Problem to work on. Write the material out again, line by line, exactly as it is.

Data for processing.

+++

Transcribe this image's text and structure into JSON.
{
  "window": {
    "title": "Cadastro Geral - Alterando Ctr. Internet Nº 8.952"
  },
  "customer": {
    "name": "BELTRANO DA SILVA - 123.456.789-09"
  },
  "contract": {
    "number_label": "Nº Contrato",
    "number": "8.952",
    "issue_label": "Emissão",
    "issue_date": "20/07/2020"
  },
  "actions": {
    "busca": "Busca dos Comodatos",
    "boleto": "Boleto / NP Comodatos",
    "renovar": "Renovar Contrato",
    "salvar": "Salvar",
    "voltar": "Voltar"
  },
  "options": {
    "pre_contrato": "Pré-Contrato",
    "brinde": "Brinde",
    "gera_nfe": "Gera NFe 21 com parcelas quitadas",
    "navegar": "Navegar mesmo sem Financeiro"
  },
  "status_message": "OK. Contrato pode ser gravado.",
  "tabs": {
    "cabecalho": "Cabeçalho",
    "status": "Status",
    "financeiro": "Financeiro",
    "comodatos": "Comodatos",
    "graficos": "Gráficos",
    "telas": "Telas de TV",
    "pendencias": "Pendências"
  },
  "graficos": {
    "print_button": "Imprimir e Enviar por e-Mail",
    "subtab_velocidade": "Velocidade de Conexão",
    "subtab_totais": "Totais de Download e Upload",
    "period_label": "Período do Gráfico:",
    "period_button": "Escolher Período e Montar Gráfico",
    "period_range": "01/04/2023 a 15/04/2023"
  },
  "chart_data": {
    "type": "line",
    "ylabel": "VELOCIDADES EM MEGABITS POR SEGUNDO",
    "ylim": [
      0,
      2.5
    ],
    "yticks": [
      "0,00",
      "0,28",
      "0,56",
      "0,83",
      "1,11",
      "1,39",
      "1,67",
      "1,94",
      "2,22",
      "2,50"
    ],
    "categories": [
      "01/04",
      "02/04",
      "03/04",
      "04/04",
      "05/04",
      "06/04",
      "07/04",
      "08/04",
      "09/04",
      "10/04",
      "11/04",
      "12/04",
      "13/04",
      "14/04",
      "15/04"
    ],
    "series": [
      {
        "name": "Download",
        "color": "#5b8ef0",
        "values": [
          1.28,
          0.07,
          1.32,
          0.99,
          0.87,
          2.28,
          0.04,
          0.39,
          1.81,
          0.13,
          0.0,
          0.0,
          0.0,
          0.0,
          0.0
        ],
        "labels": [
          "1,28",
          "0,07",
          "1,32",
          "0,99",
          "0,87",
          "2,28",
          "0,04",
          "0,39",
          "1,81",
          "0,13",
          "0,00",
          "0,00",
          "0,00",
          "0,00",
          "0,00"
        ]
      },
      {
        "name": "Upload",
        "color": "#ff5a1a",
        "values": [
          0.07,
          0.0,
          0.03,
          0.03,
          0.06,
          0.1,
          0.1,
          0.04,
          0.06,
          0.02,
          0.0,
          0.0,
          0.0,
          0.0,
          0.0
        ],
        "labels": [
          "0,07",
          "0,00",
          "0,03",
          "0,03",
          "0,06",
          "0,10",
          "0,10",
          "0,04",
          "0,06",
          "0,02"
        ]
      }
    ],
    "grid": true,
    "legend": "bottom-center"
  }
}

+++

Answer to the problem.
Transcribe this image's text and structure into JSON.
{
  "window": {
    "title": "Cadastro Geral - Alterando Ctr. Internet Nº 8.952"
  },
  "customer": {
    "name": "BELTRANO DA SILVA - 123.456.789-09"
  },
  "contract": {
    "number_label": "Nº Contrato",
    "number": "8.952",
    "issue_label": "Emissão",
    "issue_date": "20/07/2020"
  },
  "actions": {
    "busca": "Busca dos Comodatos",
    "boleto": "Boleto / NP Comodatos",
    "renovar": "Renovar Contrato",
    "salvar": "Salvar",
    "voltar": "Voltar"
  },
  "options": {
    "pre_contrato": "Pré-Contrato",
    "brinde": "Brinde",
    "gera_nfe": "Gera NFe 21 com parcelas quitadas",
    "navegar": "Navegar mesmo sem Financeiro"
  },
  "status_message": "OK. Contrato pode ser gravado.",
  "tabs": {
    "cabecalho": "Cabeçalho",
    "status": "Status",
    "financeiro": "Financeiro",
    "comodatos": "Comodatos",
    "graficos": "Gráficos",
    "telas": "Telas de TV",
    "pendencias": "Pendências"
  },
  "graficos": {
    "print_button": "Imprimir e Enviar por e-Mail",
    "subtab_velocidade": "Velocidade de Conexão",
    "subtab_totais": "Totais de Download e Upload",
    "period_label": "Período do Gráfico:",
    "period_button": "Escolher Período e Montar Gráfico",
    "period_range": "01/04/2023 a 15/04/2023"
  },
  "chart_data": {
    "type": "line",
    "ylabel": "VELOCIDADES EM MEGABITS POR SEGUNDO",
    "ylim": [
      0,
      2.5
    ],
    "yticks": [
      "0,00",
      "0,28",
      "0,56",
      "0,83",
      "1,11",
      "1,39",
      "1,67",
      "1,94",
      "2,22",
      "2,50"
    ],
    "categories": [
      "01/04",
      "02/04",
      "03/04",
      "04/04",
      "05/04",
      "06/04",
      "07/04",
      "08/04",
      "09/04",
      "10/04",
      "11/04",
      "12/04",
      "13/04",
      "14/04",
      "15/04"
    ],
    "series": [
      {
        "name": "Download",
        "color": "#5b8ef0",
        "values": [
          1.28,
          0.07,
          1.32,
          0.99,
          0.87,
          2.28,
          0.04,
          0.39,
          1.81,
          0.13,
          0.0,
          0.0,
          0.0,
          0.0,
          0.0
        ],
        "labels": [
          "1,28",
          "0,07",
          "1,32",
          "0,99",
          "0,87",
          "2,28",
          "0,04",
          "0,39",
          "1,81",
          "0,13",
          "0,00",
          "0,00",
          "0,00",
          "0,00",
          "0,00"
        ]
      },
      {
        "name": "Upload",
        "color": "#ff5a1a",
        "values": [
          0.07,
          0.0,
          0.03,
          0.03,
          0.06,
          0.1,
          0.1,
          0.04,
          0.06,
          0.02,
          0.0,
          0.0,
          0.0,
          0.0,
          0.0
        ],
        "labels": [
          "0,07",
          "0,00",
          "0,03",
          "0,03",
          "0,06",
          "0,10",
          "0,10",
          "0,04",
          "0,06",
          "0,02"
        ]
      }
    ],
    "grid": true,
    "legend": "bottom-center"
  }
}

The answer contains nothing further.